Prompt | Skip the pictures. Copy all the rest of the records down exactly.

--- start of Input ---

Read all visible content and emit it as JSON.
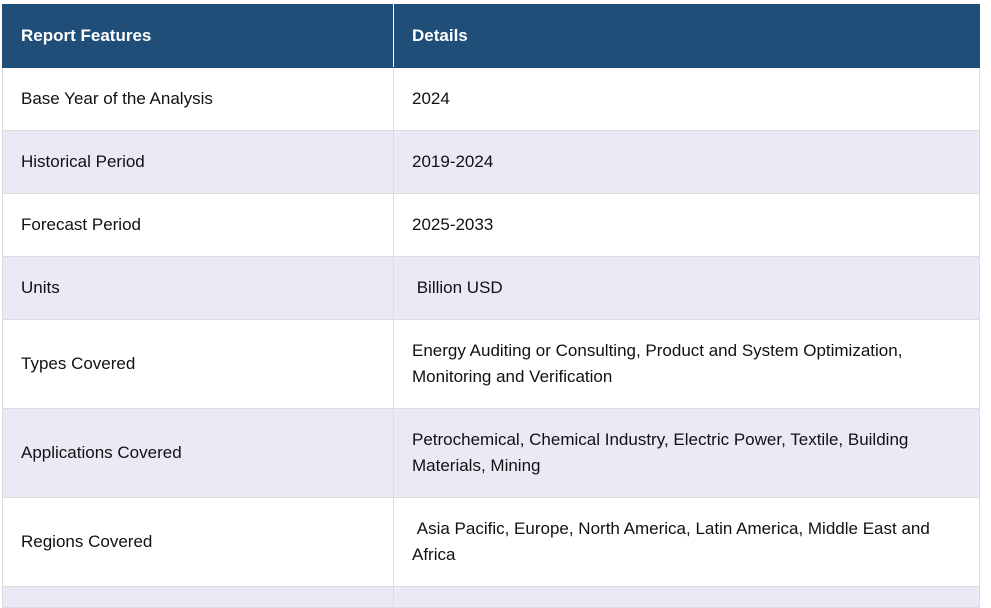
{
  "table": {
    "headers": [
      "Report Features",
      "Details"
    ],
    "rows": [
      {
        "feature": "Base Year of the Analysis",
        "details": "2024"
      },
      {
        "feature": "Historical Period",
        "details": "2019-2024"
      },
      {
        "feature": "Forecast Period",
        "details": "2025-2033"
      },
      {
        "feature": "Units",
        "details": " Billion USD"
      },
      {
        "feature": "Types Covered",
        "details": "Energy Auditing or Consulting, Product and System Optimization, Monitoring and Verification"
      },
      {
        "feature": "Applications Covered",
        "details": "Petrochemical, Chemical Industry, Electric Power, Textile, Building Materials, Mining"
      },
      {
        "feature": "Regions Covered",
        "details": " Asia Pacific, Europe, North America, Latin America, Middle East and Africa"
      }
    ]
  }
}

--- end of Input ---

Final result |
Read all visible content and emit it as JSON.
{
  "table": {
    "headers": [
      "Report Features",
      "Details"
    ],
    "rows": [
      {
        "feature": "Base Year of the Analysis",
        "details": "2024"
      },
      {
        "feature": "Historical Period",
        "details": "2019-2024"
      },
      {
        "feature": "Forecast Period",
        "details": "2025-2033"
      },
      {
        "feature": "Units",
        "details": " Billion USD"
      },
      {
        "feature": "Types Covered",
        "details": "Energy Auditing or Consulting, Product and System Optimization, Monitoring and Verification"
      },
      {
        "feature": "Applications Covered",
        "details": "Petrochemical, Chemical Industry, Electric Power, Textile, Building Materials, Mining"
      },
      {
        "feature": "Regions Covered",
        "details": " Asia Pacific, Europe, North America, Latin America, Middle East and Africa"
      }
    ]
  }
}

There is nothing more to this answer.